Supplied information start

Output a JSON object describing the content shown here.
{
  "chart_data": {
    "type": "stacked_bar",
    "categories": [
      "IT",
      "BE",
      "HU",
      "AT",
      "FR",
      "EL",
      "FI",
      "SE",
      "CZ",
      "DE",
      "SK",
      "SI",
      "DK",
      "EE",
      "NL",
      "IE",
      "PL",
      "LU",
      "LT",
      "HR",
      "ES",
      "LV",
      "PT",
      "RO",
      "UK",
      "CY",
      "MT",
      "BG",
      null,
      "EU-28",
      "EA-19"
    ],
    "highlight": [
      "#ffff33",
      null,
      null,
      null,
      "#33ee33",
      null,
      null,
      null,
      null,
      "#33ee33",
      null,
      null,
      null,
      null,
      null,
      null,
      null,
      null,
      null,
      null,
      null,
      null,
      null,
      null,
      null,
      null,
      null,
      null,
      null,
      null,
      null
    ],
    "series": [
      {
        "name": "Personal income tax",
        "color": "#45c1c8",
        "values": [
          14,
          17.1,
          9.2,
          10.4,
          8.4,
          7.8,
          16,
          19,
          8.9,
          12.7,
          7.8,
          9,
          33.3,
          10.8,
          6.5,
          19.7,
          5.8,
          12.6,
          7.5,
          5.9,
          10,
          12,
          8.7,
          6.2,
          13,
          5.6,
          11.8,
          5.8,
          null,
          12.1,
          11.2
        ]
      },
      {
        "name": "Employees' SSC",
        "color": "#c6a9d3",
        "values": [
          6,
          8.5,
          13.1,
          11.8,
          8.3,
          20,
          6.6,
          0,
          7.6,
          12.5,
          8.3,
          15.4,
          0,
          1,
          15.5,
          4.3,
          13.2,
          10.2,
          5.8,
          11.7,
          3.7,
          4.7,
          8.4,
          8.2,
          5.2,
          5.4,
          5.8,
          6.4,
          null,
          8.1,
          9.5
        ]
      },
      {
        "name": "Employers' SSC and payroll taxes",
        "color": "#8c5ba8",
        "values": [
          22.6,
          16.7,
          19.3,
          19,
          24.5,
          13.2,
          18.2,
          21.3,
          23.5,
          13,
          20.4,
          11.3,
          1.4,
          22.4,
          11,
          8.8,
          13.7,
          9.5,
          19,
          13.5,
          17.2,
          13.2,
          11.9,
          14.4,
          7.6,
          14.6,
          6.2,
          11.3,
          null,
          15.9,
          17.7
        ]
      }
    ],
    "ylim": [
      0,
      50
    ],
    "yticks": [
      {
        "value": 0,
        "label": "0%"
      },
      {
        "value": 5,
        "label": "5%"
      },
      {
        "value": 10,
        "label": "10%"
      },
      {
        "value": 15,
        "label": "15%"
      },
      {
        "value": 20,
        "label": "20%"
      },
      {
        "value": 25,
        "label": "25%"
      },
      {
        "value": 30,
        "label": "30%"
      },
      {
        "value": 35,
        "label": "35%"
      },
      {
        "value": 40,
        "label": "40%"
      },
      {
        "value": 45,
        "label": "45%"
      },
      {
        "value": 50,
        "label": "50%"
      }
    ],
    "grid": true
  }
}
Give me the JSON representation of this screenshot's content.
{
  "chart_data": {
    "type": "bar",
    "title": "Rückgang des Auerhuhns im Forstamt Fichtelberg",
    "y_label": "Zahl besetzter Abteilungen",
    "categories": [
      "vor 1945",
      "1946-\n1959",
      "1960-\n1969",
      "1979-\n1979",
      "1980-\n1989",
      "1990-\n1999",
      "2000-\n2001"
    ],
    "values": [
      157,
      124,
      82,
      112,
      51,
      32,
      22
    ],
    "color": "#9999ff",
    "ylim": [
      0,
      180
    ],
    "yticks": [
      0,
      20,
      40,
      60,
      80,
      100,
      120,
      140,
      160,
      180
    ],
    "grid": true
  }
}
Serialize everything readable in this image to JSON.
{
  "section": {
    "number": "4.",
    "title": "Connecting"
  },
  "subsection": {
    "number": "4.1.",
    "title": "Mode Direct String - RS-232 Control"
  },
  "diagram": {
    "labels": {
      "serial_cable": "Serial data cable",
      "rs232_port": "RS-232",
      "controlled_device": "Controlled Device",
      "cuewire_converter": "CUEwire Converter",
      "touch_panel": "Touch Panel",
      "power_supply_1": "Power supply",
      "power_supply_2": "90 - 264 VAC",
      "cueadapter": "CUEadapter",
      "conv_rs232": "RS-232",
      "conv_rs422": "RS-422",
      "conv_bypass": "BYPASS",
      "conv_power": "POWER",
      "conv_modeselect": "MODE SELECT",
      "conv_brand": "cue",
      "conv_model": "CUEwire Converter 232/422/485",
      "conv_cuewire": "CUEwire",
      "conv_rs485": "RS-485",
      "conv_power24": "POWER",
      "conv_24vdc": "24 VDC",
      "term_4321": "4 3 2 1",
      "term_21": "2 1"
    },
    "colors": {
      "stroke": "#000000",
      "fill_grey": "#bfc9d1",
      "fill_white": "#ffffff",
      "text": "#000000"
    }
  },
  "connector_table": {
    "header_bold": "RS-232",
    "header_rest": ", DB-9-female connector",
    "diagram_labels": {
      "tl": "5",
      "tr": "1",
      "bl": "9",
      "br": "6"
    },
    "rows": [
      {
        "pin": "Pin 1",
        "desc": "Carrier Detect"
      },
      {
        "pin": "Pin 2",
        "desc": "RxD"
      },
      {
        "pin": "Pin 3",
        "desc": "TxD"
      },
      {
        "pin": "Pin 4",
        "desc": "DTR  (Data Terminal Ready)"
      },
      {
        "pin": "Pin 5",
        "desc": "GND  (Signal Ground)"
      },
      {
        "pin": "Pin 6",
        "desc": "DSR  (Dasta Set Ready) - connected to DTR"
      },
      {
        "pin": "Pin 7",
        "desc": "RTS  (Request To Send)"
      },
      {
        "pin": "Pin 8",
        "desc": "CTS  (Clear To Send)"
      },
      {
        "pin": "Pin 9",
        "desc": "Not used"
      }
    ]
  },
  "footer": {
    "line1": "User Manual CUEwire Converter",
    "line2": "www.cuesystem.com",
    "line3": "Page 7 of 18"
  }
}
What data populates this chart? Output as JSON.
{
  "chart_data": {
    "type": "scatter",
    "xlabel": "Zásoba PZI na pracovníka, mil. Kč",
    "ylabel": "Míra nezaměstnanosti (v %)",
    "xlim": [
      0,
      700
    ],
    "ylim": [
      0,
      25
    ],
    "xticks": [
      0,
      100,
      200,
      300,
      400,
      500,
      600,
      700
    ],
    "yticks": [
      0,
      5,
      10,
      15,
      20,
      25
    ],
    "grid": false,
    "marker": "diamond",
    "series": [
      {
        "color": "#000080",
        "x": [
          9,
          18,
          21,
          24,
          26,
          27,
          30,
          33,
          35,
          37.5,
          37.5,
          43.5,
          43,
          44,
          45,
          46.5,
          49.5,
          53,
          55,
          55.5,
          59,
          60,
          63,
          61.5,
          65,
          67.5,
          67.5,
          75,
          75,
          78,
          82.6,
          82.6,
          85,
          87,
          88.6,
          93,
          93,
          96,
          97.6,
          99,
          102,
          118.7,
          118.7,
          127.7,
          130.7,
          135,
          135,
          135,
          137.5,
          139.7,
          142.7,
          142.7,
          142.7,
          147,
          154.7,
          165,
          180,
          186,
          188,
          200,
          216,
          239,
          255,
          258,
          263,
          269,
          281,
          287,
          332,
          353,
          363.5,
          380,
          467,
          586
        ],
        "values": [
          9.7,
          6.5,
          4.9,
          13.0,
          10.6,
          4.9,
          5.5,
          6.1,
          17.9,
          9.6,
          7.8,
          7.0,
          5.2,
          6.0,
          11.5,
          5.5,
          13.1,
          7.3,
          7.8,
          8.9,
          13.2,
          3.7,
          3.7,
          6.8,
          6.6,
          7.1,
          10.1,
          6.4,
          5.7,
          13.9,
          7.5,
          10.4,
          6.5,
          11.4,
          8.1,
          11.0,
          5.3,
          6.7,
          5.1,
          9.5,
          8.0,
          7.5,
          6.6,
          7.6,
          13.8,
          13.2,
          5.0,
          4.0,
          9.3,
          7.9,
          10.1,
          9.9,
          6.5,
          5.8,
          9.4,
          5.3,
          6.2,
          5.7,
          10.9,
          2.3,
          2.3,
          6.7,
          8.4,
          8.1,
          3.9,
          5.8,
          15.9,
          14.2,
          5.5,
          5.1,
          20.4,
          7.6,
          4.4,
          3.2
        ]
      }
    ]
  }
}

Supplied information end

* **Problem details**: From the entries above, copy every line containing the word "Converter".

* **The output**:
      "cuewire_converter": "CUEwire Converter",
      "conv_model": "CUEwire Converter 232/422/485",
    "line1": "User Manual CUEwire Converter",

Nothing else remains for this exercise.